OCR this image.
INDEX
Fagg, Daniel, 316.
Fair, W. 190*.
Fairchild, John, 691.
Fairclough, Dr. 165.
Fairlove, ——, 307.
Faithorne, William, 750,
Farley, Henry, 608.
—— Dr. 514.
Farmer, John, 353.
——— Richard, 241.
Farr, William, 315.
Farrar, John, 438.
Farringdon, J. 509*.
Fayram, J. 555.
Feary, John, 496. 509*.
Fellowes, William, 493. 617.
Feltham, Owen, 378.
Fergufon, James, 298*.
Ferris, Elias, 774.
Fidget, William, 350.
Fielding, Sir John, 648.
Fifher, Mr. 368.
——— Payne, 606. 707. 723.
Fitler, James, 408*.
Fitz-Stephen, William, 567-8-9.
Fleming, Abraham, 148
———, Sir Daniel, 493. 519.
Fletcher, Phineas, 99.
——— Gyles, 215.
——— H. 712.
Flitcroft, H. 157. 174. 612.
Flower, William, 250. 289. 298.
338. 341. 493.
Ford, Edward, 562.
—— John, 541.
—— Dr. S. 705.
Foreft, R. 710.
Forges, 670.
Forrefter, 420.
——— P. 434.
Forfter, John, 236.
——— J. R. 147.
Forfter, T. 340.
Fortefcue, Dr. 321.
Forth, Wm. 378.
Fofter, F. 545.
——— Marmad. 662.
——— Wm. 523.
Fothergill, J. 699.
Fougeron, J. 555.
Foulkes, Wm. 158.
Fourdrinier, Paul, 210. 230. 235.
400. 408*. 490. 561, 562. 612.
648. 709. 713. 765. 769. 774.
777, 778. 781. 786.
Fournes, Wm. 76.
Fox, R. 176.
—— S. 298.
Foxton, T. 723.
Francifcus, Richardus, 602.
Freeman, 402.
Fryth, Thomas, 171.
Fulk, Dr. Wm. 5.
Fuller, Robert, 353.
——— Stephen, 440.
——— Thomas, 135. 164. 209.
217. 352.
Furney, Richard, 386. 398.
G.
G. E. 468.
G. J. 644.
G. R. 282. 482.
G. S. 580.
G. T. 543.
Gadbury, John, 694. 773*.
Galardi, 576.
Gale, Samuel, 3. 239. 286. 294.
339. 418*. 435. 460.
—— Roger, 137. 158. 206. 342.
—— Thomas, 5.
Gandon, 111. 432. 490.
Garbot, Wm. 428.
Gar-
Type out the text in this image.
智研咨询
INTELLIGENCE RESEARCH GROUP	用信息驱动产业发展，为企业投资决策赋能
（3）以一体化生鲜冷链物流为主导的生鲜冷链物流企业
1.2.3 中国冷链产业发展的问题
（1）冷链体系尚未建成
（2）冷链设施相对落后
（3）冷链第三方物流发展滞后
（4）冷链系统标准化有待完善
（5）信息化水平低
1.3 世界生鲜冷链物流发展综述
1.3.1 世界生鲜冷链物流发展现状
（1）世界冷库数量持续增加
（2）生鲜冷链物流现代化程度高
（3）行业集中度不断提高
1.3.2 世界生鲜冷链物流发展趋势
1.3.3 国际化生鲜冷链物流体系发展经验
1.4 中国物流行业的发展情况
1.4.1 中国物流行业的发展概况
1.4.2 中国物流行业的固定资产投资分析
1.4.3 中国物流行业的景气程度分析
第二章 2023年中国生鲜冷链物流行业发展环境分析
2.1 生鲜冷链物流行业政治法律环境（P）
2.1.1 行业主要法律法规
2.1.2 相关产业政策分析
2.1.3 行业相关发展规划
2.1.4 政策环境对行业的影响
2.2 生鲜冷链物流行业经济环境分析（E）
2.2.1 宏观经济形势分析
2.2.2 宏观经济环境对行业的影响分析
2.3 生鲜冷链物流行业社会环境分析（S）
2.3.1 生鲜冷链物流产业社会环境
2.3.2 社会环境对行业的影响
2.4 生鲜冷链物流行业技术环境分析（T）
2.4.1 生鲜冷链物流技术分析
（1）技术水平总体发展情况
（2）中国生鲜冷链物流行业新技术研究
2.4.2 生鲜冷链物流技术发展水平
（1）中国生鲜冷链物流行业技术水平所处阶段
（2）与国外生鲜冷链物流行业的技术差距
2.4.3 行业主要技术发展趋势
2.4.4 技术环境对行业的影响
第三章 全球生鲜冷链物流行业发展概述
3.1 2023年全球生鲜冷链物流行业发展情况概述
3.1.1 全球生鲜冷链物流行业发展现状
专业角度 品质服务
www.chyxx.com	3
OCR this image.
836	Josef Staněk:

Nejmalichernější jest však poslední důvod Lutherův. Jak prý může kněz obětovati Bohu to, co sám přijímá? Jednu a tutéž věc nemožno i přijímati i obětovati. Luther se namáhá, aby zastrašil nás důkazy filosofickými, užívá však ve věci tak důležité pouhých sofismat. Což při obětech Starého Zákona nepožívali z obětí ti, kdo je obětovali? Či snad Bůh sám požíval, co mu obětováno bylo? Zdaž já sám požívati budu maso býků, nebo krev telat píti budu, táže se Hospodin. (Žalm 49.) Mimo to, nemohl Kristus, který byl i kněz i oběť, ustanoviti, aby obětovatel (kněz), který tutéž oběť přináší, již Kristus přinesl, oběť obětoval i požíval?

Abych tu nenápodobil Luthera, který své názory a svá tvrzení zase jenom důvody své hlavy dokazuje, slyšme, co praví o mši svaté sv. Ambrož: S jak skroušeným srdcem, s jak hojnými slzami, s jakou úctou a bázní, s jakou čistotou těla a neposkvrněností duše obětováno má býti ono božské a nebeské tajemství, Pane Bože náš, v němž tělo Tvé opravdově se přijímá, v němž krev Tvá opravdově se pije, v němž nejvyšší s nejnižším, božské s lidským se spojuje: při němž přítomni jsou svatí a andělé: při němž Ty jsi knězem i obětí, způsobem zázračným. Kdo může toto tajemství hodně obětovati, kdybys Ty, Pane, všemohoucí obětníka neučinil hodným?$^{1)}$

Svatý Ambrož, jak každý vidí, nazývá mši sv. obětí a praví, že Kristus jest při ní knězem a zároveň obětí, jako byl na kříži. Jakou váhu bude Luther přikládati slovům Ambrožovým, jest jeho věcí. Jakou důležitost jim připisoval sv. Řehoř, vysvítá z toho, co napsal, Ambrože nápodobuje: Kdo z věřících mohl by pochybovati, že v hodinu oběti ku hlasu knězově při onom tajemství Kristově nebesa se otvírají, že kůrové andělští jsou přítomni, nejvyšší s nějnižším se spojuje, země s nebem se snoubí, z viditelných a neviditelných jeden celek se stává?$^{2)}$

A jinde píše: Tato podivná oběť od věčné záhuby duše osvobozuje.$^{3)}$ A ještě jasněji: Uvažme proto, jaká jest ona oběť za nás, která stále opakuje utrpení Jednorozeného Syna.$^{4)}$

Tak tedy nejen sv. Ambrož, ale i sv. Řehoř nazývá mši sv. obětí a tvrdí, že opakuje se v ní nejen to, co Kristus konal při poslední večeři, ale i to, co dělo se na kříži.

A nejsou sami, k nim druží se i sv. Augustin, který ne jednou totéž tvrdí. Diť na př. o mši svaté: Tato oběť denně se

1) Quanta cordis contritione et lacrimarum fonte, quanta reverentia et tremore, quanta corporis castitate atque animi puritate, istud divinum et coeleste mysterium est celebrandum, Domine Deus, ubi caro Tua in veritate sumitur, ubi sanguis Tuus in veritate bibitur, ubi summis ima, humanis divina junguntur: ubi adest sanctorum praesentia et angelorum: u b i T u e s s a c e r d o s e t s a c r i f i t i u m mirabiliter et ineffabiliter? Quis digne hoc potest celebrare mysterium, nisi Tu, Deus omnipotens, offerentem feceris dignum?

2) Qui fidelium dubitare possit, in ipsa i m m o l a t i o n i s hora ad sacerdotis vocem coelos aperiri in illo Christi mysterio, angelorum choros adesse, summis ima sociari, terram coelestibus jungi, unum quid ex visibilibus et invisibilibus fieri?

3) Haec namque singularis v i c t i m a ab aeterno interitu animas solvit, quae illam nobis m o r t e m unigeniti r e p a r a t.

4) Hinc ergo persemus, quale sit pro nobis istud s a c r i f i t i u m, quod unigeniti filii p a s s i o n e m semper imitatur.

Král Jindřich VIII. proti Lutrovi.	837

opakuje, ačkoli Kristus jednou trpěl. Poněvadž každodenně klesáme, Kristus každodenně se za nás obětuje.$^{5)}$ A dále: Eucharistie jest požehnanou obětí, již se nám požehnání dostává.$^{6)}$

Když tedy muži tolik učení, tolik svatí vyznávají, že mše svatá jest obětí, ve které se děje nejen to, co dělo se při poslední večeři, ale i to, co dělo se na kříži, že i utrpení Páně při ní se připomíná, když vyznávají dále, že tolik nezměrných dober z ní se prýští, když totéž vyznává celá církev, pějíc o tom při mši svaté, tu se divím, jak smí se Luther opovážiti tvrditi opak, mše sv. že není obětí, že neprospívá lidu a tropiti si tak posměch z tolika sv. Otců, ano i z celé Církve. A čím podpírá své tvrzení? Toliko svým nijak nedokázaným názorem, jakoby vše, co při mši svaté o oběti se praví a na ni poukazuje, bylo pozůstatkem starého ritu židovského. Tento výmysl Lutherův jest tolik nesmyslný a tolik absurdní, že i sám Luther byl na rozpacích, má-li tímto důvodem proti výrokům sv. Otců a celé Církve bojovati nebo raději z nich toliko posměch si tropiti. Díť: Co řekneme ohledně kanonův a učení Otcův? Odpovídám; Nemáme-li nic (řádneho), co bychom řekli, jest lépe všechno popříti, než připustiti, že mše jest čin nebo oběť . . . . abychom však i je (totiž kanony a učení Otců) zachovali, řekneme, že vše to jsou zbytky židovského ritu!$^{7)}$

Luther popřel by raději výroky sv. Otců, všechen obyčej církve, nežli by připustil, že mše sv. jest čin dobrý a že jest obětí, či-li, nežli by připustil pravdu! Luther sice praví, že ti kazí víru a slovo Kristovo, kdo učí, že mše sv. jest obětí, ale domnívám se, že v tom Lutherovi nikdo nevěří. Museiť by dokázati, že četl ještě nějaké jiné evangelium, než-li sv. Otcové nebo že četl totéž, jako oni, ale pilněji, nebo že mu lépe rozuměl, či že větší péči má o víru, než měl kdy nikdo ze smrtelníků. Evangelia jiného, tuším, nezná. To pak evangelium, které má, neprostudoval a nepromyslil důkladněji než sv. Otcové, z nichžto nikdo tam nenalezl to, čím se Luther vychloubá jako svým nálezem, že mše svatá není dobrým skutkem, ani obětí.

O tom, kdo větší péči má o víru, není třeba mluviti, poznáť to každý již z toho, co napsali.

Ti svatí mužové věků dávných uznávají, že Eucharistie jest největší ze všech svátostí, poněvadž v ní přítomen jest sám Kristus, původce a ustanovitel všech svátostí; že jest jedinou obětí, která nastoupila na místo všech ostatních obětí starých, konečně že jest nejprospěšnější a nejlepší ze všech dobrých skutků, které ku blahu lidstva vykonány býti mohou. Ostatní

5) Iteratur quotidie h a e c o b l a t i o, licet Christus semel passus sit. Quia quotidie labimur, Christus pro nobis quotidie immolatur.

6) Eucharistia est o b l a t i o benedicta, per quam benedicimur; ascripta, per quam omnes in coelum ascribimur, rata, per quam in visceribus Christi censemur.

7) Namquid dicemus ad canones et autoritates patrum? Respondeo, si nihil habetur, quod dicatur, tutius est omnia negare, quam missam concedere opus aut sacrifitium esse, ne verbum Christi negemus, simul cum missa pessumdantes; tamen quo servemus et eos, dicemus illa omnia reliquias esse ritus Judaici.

Given problem
Above are the records. Identify each line that contains the word "tvrdí".

Result
Tak tedy nejen sv. Ambrož, ale i sv. Řehoř nazývá mši sv. obětí a tvrdí, že opakuje se v ní nejen to, co Kristus konal při poslední večeři, ale i to, co dělo se na kříži.
A nejsou sami, k nim druží se i sv. Augustin, který ne jednou totéž tvrdí. Diť na př. o mši svaté: Tato oběť denně se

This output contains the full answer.